Find the lines with the string "text" and return them.

───── Supplied material ─────

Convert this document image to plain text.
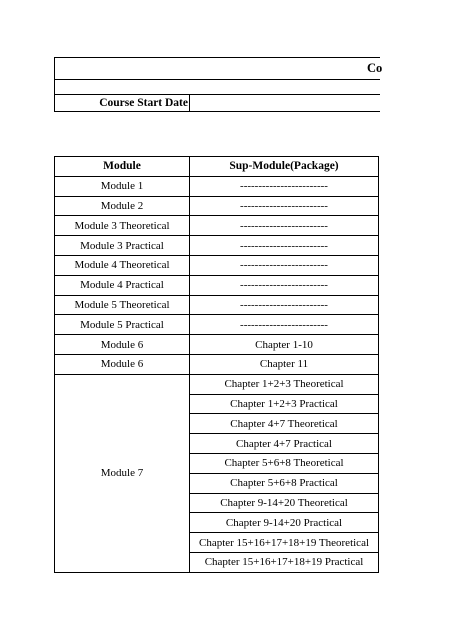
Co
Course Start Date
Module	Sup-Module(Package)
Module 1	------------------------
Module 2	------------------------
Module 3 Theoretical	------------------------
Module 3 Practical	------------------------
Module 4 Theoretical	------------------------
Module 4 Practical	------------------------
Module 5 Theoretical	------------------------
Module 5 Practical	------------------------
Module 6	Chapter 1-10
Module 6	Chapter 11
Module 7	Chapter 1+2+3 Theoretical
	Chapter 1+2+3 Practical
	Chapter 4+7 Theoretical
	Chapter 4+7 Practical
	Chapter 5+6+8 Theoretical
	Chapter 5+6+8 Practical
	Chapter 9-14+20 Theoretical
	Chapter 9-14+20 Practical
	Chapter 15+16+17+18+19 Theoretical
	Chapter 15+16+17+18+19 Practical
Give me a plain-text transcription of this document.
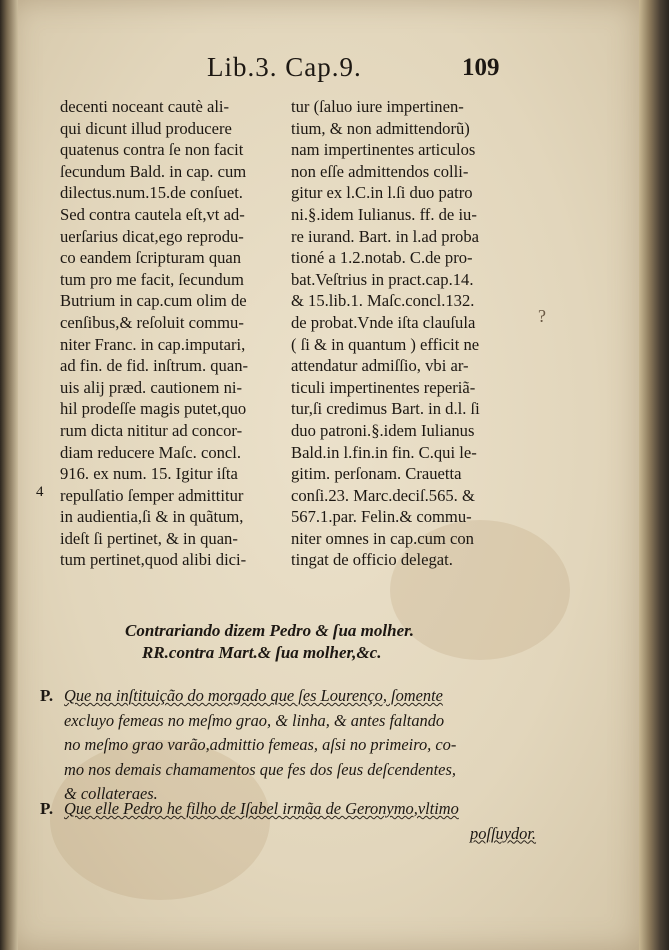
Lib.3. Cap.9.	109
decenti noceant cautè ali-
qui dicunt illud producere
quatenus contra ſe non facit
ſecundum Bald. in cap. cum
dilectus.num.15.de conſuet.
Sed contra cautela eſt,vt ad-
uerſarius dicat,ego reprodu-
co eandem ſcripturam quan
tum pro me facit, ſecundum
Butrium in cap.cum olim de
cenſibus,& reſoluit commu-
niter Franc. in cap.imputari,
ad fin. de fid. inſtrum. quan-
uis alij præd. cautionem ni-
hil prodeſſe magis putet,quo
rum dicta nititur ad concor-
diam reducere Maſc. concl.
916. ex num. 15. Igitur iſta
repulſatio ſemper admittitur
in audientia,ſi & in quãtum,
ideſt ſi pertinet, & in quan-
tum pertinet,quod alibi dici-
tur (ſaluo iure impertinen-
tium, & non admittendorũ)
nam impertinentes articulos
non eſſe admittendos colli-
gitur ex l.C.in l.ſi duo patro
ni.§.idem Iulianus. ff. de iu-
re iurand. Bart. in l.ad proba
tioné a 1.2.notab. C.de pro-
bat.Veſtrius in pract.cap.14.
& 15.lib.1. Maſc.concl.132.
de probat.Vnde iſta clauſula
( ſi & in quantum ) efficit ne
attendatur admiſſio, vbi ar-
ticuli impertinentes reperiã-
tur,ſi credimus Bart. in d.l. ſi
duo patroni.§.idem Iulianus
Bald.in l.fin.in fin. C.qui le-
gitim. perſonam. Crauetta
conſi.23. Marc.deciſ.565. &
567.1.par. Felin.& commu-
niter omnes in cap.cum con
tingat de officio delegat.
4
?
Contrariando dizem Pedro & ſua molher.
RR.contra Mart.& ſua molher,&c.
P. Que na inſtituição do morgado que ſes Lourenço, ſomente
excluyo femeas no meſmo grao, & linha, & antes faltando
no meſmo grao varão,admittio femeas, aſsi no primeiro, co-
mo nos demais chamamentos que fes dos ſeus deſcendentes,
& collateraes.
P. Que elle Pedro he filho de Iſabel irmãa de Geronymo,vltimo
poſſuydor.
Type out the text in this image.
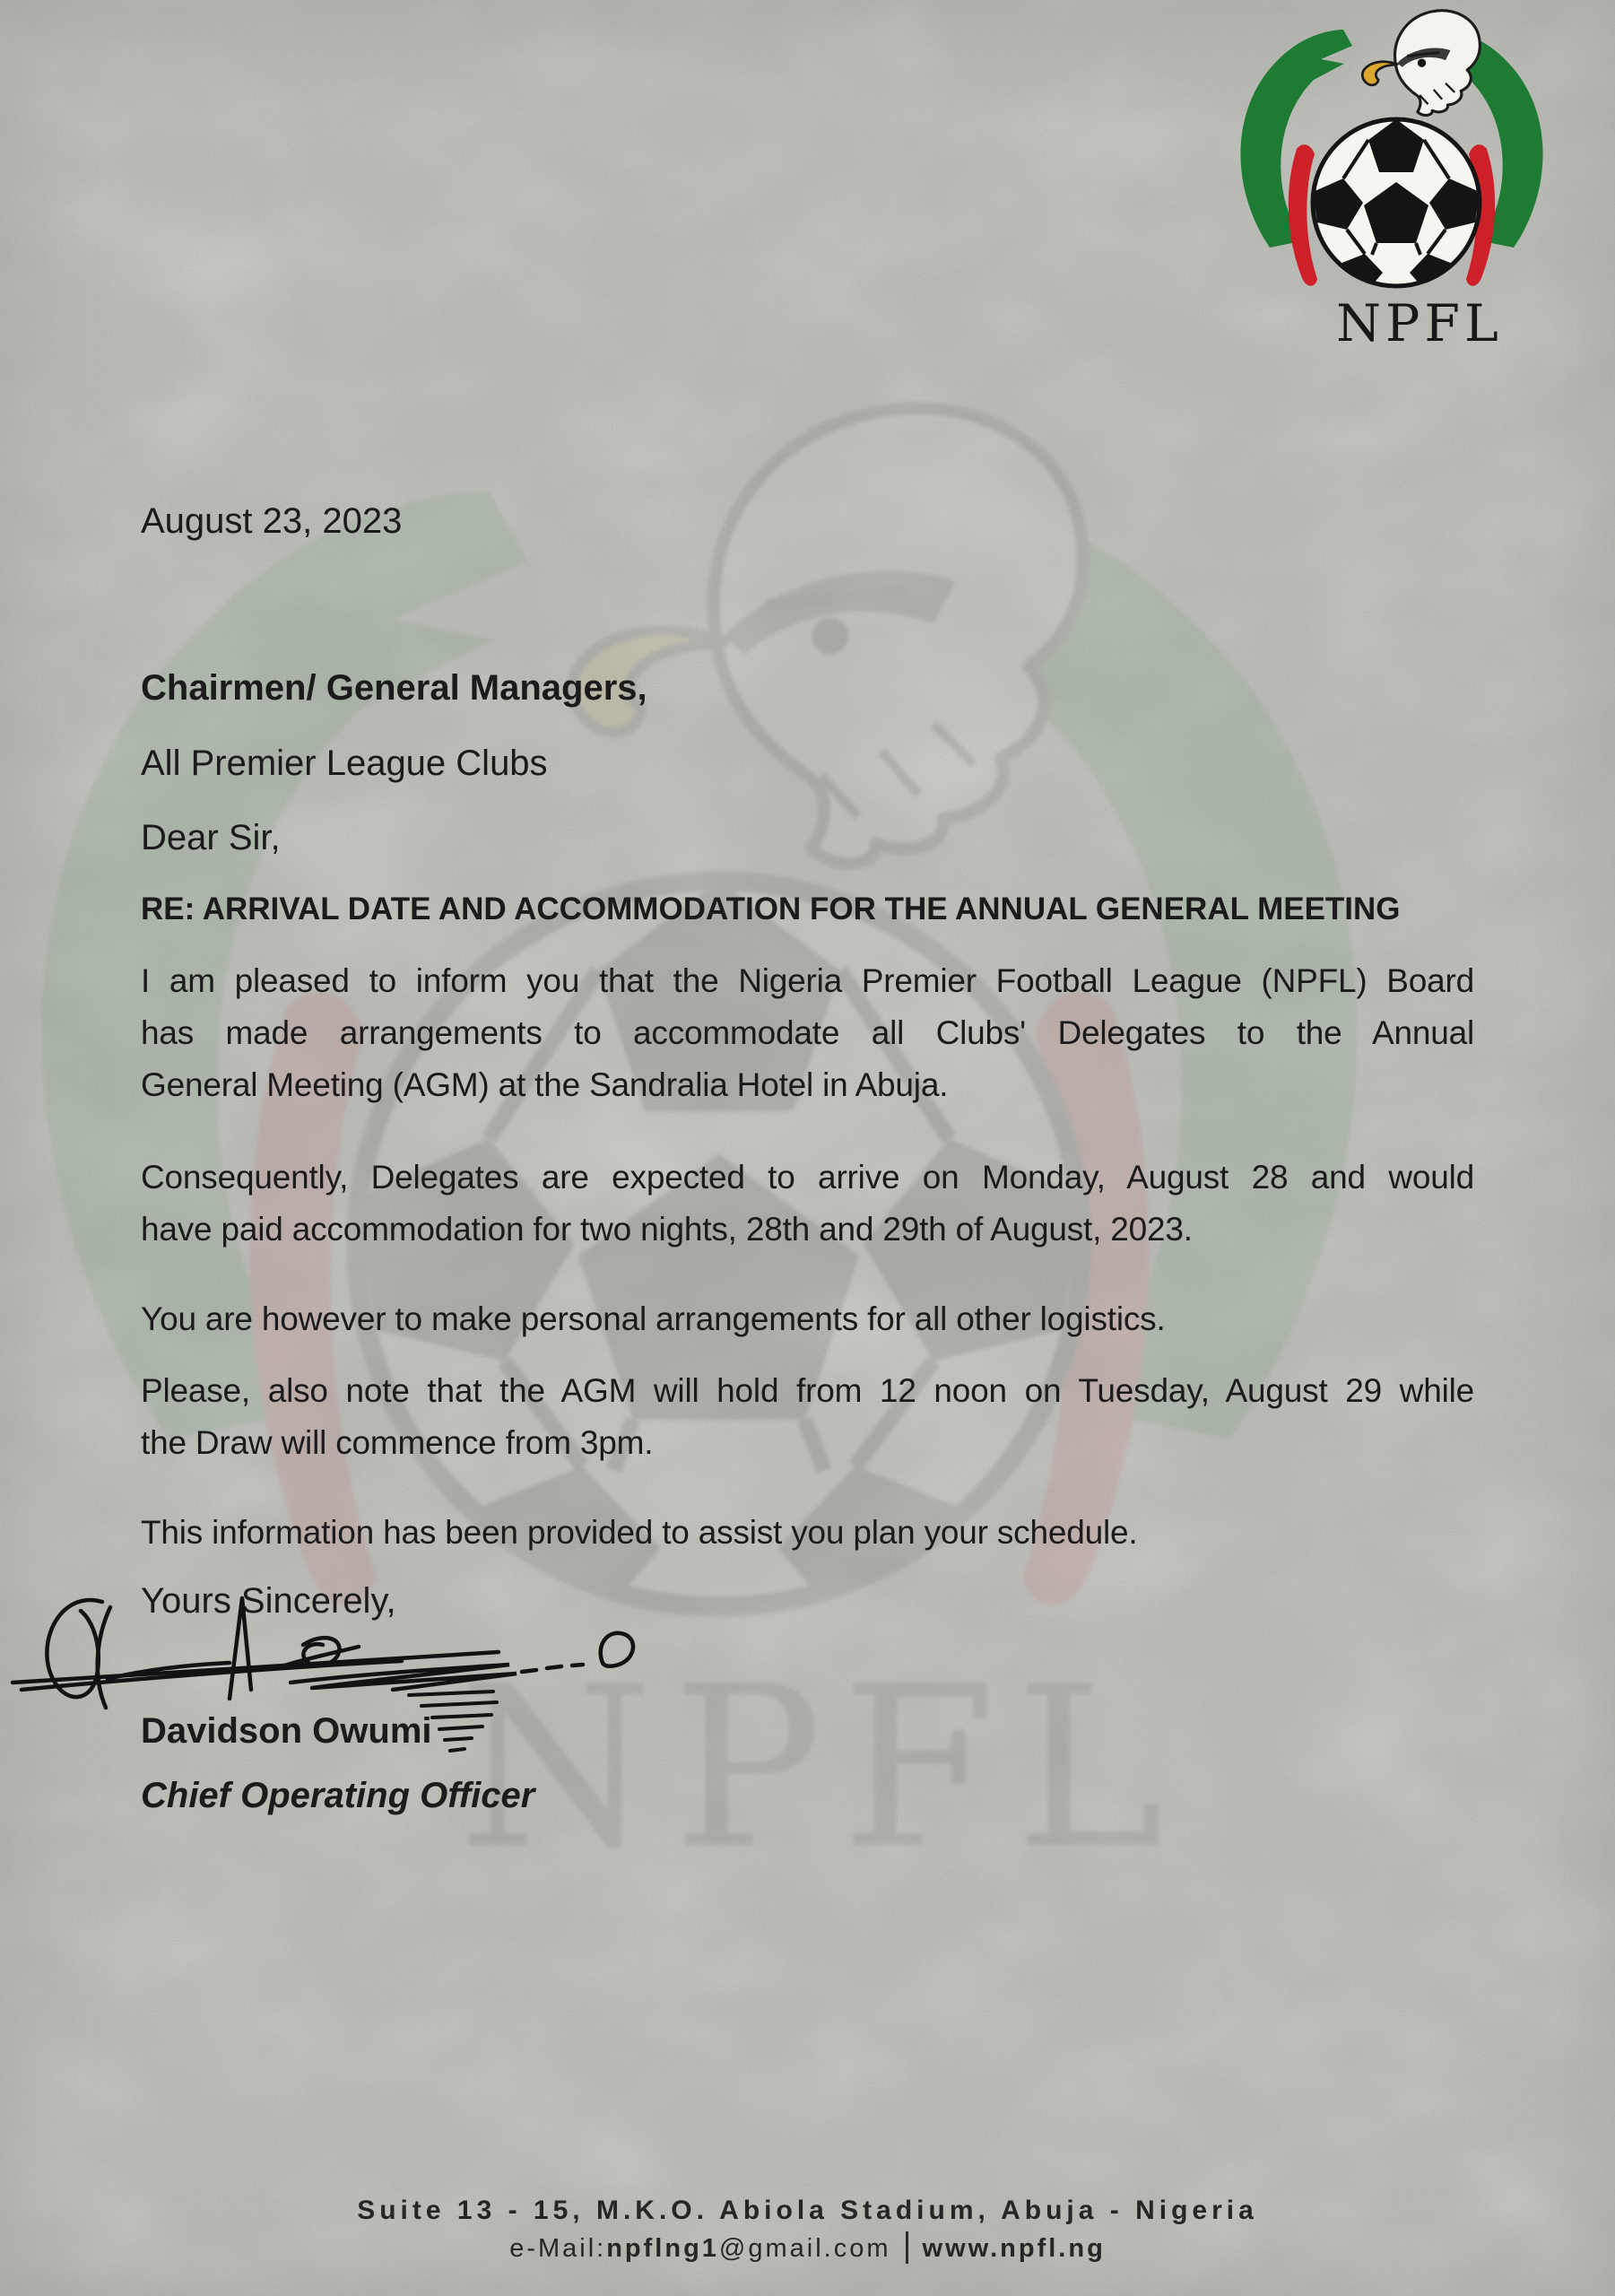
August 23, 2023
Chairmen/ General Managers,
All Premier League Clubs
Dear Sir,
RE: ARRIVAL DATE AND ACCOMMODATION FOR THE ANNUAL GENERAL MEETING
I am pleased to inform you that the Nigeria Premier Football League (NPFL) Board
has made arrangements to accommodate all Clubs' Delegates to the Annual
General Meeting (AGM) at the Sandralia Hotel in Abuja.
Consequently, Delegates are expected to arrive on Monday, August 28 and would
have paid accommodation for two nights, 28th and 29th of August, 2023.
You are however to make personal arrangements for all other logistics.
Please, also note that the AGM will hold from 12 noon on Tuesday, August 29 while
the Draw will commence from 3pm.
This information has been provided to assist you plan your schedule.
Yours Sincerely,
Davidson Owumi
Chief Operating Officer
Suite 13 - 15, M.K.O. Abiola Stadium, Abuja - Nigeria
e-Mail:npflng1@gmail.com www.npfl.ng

─────

_Final answer_:
Convert this document image to plain text.
Give me a plain-text transcription of this document.
Type out the text in this image.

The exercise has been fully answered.